*PROBLEM DETAILS*. Can you reproduce, unchanged, the entries that run from the line containing "q-post-12: 12 Oct" through the line containing "post-number-1210: 1210 <box>390", both of those lines included?
-- START OF MATERIALS PROVIDED --
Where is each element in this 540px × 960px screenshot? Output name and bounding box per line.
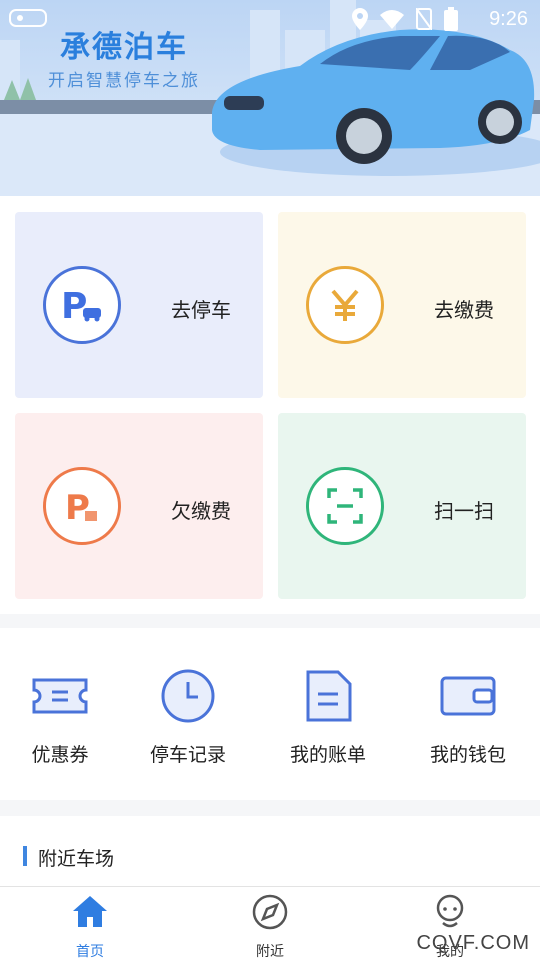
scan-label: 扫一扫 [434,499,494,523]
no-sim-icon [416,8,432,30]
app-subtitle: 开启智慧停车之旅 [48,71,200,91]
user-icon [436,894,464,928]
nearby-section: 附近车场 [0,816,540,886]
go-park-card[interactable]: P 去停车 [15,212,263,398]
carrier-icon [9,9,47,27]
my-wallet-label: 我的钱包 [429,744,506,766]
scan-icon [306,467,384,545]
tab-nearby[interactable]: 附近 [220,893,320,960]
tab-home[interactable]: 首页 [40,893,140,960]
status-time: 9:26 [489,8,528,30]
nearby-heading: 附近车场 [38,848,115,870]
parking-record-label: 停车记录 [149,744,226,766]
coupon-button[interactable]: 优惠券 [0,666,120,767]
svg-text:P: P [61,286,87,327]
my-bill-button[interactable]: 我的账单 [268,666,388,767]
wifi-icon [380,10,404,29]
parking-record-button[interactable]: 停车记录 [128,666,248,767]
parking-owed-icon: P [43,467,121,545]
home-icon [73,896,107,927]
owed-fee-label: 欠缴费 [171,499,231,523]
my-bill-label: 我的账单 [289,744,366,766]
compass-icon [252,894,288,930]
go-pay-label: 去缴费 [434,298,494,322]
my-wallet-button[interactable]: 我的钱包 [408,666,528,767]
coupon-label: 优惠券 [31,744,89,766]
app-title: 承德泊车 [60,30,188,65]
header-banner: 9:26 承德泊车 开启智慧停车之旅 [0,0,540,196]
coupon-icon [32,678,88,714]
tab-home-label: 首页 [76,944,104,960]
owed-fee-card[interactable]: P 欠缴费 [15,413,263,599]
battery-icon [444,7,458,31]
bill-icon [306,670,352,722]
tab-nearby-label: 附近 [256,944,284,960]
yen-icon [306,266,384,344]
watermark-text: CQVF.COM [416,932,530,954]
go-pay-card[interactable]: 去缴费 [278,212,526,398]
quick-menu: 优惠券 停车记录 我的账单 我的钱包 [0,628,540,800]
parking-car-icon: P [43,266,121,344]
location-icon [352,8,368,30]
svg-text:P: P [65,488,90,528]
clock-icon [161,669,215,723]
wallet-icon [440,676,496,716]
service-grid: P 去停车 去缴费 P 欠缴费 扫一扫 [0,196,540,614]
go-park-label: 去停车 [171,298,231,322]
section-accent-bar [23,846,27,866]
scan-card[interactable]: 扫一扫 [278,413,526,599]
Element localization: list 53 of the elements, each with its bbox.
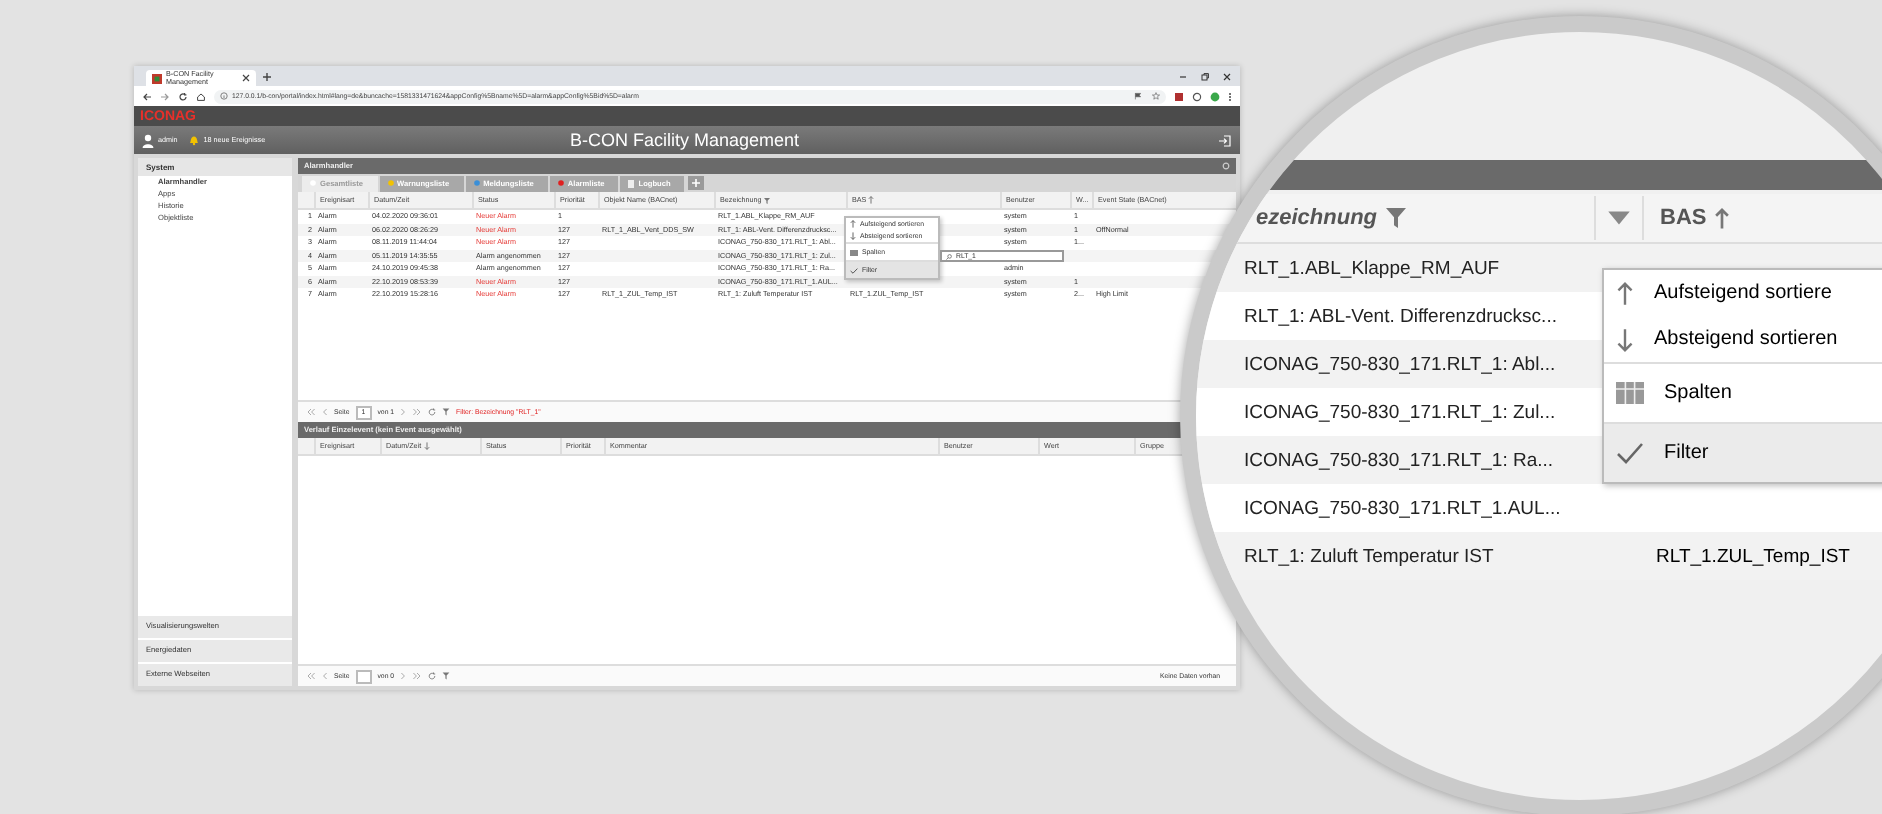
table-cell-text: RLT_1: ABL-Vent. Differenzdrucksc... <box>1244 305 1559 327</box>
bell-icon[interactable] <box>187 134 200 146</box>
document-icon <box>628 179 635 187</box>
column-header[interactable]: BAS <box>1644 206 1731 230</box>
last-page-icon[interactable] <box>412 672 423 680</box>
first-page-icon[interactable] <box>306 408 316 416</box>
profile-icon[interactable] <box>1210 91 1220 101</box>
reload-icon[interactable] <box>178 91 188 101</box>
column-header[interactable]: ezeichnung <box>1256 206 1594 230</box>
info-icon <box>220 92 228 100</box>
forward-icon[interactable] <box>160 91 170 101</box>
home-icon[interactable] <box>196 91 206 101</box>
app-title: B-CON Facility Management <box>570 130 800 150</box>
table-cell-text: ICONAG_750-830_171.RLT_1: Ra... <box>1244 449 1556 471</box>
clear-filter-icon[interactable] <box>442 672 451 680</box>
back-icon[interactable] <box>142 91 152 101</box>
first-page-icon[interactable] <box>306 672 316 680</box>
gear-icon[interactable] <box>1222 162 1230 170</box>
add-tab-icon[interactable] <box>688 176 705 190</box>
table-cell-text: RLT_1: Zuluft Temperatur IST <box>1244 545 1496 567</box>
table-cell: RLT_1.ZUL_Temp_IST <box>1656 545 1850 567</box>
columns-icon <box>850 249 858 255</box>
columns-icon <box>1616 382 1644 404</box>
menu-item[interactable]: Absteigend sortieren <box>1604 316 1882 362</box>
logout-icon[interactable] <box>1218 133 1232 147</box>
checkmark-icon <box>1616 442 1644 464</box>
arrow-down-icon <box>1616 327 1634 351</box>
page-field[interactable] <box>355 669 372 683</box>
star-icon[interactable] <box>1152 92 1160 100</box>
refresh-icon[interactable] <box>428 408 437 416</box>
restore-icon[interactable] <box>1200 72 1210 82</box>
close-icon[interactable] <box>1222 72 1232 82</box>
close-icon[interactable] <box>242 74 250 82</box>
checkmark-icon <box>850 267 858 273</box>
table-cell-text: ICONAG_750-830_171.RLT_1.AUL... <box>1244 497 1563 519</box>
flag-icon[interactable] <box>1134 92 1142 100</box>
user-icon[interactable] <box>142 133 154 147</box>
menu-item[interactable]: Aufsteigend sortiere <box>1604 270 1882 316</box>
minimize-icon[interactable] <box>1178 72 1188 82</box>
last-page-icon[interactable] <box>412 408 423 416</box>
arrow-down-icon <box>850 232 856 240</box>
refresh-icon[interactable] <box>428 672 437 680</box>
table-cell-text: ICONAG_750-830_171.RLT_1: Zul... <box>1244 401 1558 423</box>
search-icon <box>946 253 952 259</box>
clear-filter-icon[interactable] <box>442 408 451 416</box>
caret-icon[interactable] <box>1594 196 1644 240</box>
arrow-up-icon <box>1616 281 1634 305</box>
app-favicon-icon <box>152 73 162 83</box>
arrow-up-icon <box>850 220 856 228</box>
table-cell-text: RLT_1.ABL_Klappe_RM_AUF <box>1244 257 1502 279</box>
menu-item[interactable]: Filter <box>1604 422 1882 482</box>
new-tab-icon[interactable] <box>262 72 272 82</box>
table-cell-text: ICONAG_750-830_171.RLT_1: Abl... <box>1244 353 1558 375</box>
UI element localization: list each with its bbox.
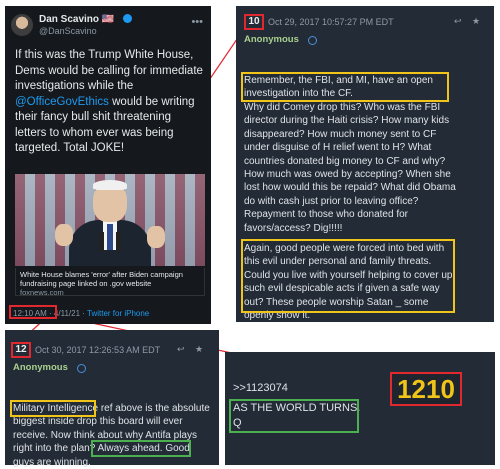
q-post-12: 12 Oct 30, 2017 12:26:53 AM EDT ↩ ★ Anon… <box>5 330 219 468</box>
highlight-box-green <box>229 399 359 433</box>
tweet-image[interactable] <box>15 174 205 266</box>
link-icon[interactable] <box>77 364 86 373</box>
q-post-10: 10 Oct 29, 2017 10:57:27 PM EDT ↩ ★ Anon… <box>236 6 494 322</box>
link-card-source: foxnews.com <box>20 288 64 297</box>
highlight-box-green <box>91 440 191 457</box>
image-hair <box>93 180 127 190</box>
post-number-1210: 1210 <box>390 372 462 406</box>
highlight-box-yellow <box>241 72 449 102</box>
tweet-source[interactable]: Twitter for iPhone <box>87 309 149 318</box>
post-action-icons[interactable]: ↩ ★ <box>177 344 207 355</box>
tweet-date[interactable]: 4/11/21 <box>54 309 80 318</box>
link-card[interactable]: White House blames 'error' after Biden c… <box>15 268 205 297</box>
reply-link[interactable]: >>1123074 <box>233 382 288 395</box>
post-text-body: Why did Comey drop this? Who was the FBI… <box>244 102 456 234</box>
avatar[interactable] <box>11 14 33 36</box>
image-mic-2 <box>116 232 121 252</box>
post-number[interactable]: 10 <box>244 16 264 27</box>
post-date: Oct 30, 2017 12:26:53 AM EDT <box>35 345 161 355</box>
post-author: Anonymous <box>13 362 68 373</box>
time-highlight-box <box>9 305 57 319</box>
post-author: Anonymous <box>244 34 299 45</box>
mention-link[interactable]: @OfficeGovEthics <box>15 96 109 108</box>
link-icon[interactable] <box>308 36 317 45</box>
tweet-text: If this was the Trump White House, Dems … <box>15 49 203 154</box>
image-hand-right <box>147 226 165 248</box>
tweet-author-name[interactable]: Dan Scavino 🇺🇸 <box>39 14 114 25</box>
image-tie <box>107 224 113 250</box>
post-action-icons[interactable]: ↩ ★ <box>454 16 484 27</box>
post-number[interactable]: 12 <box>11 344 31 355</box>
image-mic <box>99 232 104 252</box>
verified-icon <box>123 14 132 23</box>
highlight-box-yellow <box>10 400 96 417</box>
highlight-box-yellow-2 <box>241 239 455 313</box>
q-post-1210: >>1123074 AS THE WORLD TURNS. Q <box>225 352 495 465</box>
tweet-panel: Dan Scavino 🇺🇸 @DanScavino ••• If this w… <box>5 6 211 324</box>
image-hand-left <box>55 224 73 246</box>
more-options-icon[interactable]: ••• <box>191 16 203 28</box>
-- END OF MATERIALS PROVIDED --
*RESULT FOR THIS TASK*.
q-post-12: 12 Oct 30, 2017 12:26:53 AM EDT ↩ ★ Anon… <box>5 330 219 468</box>
highlight-box-green <box>229 399 359 433</box>
tweet-image[interactable] <box>15 174 205 266</box>
link-icon[interactable] <box>77 364 86 373</box>
q-post-10: 10 Oct 29, 2017 10:57:27 PM EDT ↩ ★ Anon… <box>236 6 494 322</box>
link-card-source: foxnews.com <box>20 288 64 297</box>
highlight-box-green <box>91 440 191 457</box>
image-hair <box>93 180 127 190</box>
post-number-1210: 1210 <box>390 372 462 406</box>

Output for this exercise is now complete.